■ Stated goal: Write the records out again, precisely as they stand.

(Rows from a dataset)
+===+

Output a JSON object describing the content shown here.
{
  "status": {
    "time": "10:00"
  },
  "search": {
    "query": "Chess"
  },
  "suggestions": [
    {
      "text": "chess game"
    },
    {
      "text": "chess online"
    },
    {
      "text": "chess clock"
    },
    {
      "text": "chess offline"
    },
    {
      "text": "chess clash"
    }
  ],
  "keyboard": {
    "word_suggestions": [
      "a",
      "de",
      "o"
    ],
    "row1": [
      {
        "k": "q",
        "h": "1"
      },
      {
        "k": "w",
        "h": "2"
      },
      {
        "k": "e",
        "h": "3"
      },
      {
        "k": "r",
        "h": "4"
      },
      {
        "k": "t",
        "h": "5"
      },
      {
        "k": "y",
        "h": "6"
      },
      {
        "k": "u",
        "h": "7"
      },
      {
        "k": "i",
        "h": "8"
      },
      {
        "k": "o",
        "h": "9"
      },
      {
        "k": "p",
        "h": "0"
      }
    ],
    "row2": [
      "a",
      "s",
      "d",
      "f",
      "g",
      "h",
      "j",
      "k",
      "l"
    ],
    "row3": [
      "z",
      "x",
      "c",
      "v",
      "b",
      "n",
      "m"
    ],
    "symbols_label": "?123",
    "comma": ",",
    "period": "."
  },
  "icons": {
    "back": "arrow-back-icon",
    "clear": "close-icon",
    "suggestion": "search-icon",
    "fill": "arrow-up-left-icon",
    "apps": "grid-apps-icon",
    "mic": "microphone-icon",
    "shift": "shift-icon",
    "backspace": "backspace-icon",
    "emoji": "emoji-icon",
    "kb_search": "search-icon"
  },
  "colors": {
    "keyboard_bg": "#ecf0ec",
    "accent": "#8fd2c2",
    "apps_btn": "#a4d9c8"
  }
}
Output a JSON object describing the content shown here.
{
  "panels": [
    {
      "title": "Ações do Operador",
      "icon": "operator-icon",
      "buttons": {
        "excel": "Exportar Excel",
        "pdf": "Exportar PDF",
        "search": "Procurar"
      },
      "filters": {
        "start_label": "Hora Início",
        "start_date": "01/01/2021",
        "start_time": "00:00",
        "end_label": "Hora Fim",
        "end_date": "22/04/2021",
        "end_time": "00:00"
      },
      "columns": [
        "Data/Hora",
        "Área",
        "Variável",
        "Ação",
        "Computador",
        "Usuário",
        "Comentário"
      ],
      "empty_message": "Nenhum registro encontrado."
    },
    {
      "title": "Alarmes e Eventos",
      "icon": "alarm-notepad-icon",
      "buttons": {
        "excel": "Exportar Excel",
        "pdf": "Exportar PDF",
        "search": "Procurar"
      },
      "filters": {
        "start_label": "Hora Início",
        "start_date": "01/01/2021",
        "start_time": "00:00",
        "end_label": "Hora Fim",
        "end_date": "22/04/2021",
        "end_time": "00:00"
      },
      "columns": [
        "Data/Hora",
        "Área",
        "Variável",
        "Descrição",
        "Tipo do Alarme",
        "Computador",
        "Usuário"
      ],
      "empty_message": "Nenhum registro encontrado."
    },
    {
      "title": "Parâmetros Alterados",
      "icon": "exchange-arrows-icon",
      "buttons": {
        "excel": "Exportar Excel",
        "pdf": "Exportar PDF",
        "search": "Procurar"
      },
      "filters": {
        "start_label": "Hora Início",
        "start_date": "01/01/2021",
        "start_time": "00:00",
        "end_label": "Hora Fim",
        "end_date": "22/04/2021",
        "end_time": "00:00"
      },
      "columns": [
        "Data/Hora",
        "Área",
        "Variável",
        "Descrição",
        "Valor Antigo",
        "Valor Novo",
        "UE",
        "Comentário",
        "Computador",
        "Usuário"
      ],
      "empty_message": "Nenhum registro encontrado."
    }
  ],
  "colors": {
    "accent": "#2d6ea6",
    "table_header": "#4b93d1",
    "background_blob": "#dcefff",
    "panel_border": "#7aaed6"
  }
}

+===+

■ Response to this task:
Output a JSON object describing the content shown here.
{
  "status": {
    "time": "10:00"
  },
  "search": {
    "query": "Chess"
  },
  "suggestions": [
    {
      "text": "chess game"
    },
    {
      "text": "chess online"
    },
    {
      "text": "chess clock"
    },
    {
      "text": "chess offline"
    },
    {
      "text": "chess clash"
    }
  ],
  "keyboard": {
    "word_suggestions": [
      "a",
      "de",
      "o"
    ],
    "row1": [
      {
        "k": "q",
        "h": "1"
      },
      {
        "k": "w",
        "h": "2"
      },
      {
        "k": "e",
        "h": "3"
      },
      {
        "k": "r",
        "h": "4"
      },
      {
        "k": "t",
        "h": "5"
      },
      {
        "k": "y",
        "h": "6"
      },
      {
        "k": "u",
        "h": "7"
      },
      {
        "k": "i",
        "h": "8"
      },
      {
        "k": "o",
        "h": "9"
      },
      {
        "k": "p",
        "h": "0"
      }
    ],
    "row2": [
      "a",
      "s",
      "d",
      "f",
      "g",
      "h",
      "j",
      "k",
      "l"
    ],
    "row3": [
      "z",
      "x",
      "c",
      "v",
      "b",
      "n",
      "m"
    ],
    "symbols_label": "?123",
    "comma": ",",
    "period": "."
  },
  "icons": {
    "back": "arrow-back-icon",
    "clear": "close-icon",
    "suggestion": "search-icon",
    "fill": "arrow-up-left-icon",
    "apps": "grid-apps-icon",
    "mic": "microphone-icon",
    "shift": "shift-icon",
    "backspace": "backspace-icon",
    "emoji": "emoji-icon",
    "kb_search": "search-icon"
  },
  "colors": {
    "keyboard_bg": "#ecf0ec",
    "accent": "#8fd2c2",
    "apps_btn": "#a4d9c8"
  }
}
Output a JSON object describing the content shown here.
{
  "panels": [
    {
      "title": "Ações do Operador",
      "icon": "operator-icon",
      "buttons": {
        "excel": "Exportar Excel",
        "pdf": "Exportar PDF",
        "search": "Procurar"
      },
      "filters": {
        "start_label": "Hora Início",
        "start_date": "01/01/2021",
        "start_time": "00:00",
        "end_label": "Hora Fim",
        "end_date": "22/04/2021",
        "end_time": "00:00"
      },
      "columns": [
        "Data/Hora",
        "Área",
        "Variável",
        "Ação",
        "Computador",
        "Usuário",
        "Comentário"
      ],
      "empty_message": "Nenhum registro encontrado."
    },
    {
      "title": "Alarmes e Eventos",
      "icon": "alarm-notepad-icon",
      "buttons": {
        "excel": "Exportar Excel",
        "pdf": "Exportar PDF",
        "search": "Procurar"
      },
      "filters": {
        "start_label": "Hora Início",
        "start_date": "01/01/2021",
        "start_time": "00:00",
        "end_label": "Hora Fim",
        "end_date": "22/04/2021",
        "end_time": "00:00"
      },
      "columns": [
        "Data/Hora",
        "Área",
        "Variável",
        "Descrição",
        "Tipo do Alarme",
        "Computador",
        "Usuário"
      ],
      "empty_message": "Nenhum registro encontrado."
    },
    {
      "title": "Parâmetros Alterados",
      "icon": "exchange-arrows-icon",
      "buttons": {
        "excel": "Exportar Excel",
        "pdf": "Exportar PDF",
        "search": "Procurar"
      },
      "filters": {
        "start_label": "Hora Início",
        "start_date": "01/01/2021",
        "start_time": "00:00",
        "end_label": "Hora Fim",
        "end_date": "22/04/2021",
        "end_time": "00:00"
      },
      "columns": [
        "Data/Hora",
        "Área",
        "Variável",
        "Descrição",
        "Valor Antigo",
        "Valor Novo",
        "UE",
        "Comentário",
        "Computador",
        "Usuário"
      ],
      "empty_message": "Nenhum registro encontrado."
    }
  ],
  "colors": {
    "accent": "#2d6ea6",
    "table_header": "#4b93d1",
    "background_blob": "#dcefff",
    "panel_border": "#7aaed6"
  }
}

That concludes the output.